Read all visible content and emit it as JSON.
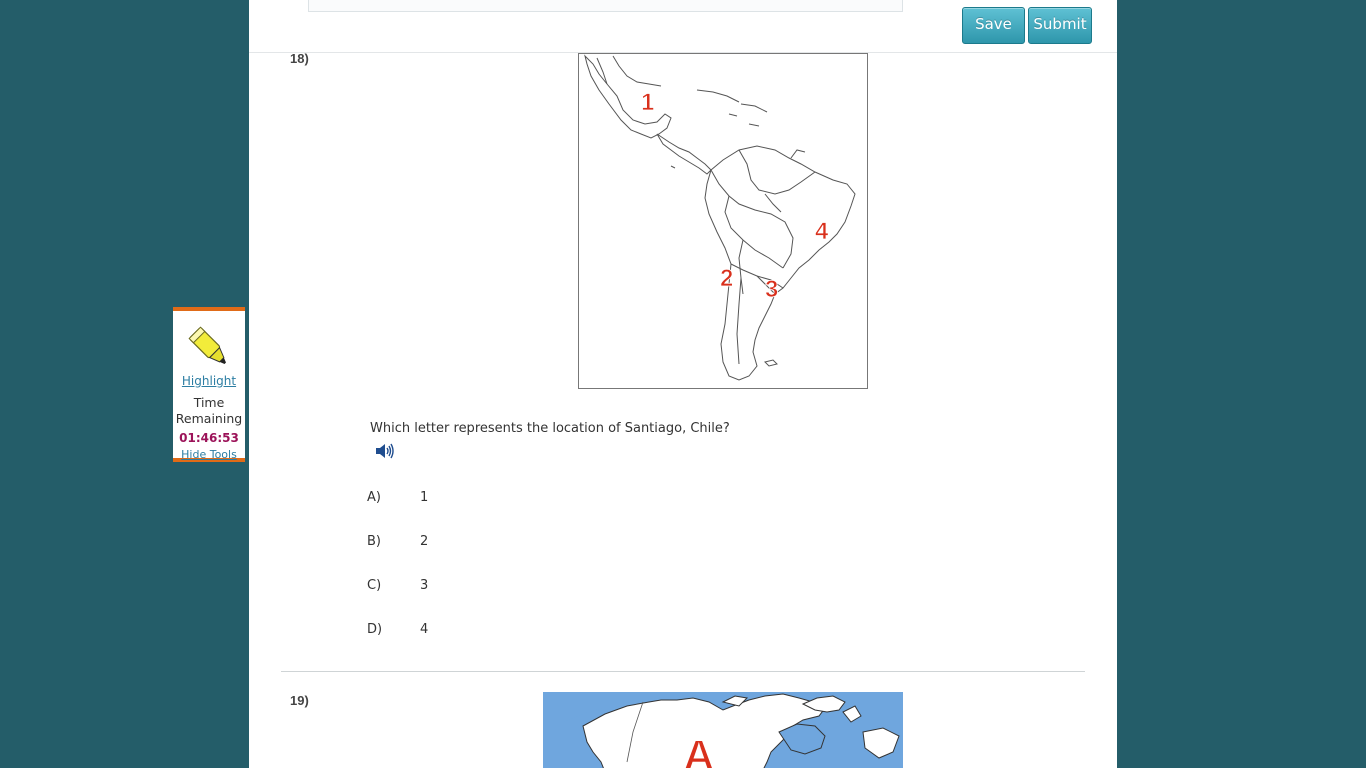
{
  "toolbar": {
    "save_label": "Save",
    "submit_label": "Submit"
  },
  "question18": {
    "number": "18)",
    "map_markers": [
      "1",
      "2",
      "3",
      "4"
    ],
    "stem": "Which letter represents the location of Santiago, Chile?",
    "choices": [
      {
        "letter": "A)",
        "value": "1"
      },
      {
        "letter": "B)",
        "value": "2"
      },
      {
        "letter": "C)",
        "value": "3"
      },
      {
        "letter": "D)",
        "value": "4"
      }
    ]
  },
  "question19": {
    "number": "19)",
    "map_marker": "A"
  },
  "tools": {
    "highlight_label": "Highlight",
    "time_label": "Time Remaining",
    "time_value": "01:46:53",
    "hide_label": "Hide Tools"
  },
  "colors": {
    "background": "#245d69",
    "button": "#3aa3b8",
    "marker": "#d9301c",
    "timer": "#9c1359",
    "toolbox_border": "#e06b18"
  }
}
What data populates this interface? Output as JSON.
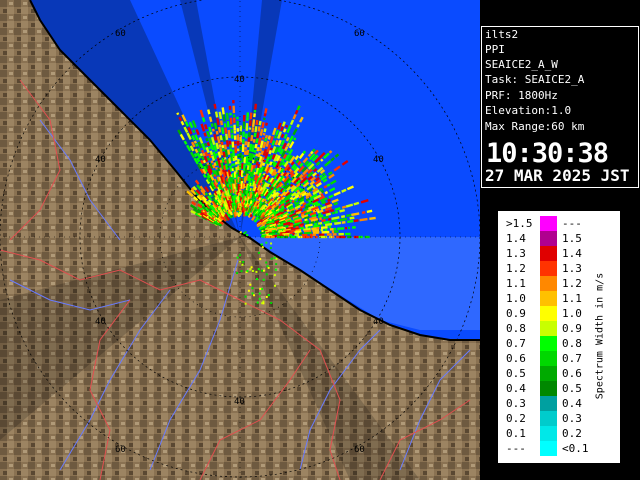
*****
> Objective
Give the material again exactly as it is, but keep the pictures out.

> Task output
Read all visible content and emit it as JSON.
{
  "toolbar": {
    "save_label": "Save",
    "submit_label": "Submit"
  },
  "question18": {
    "number": "18)",
    "map_markers": [
      "1",
      "2",
      "3",
      "4"
    ],
    "stem": "Which letter represents the location of Santiago, Chile?",
    "choices": [
      {
        "letter": "A)",
        "value": "1"
      },
      {
        "letter": "B)",
        "value": "2"
      },
      {
        "letter": "C)",
        "value": "3"
      },
      {
        "letter": "D)",
        "value": "4"
      }
    ]
  },
  "question19": {
    "number": "19)",
    "map_marker": "A"
  },
  "tools": {
    "highlight_label": "Highlight",
    "time_label": "Time Remaining",
    "time_value": "01:46:53",
    "hide_label": "Hide Tools"
  },
  "colors": {
    "background": "#245d69",
    "button": "#3aa3b8",
    "marker": "#d9301c",
    "timer": "#9c1359",
    "toolbox_border": "#e06b18"
  }
}
What data populates this interface? Output as JSON.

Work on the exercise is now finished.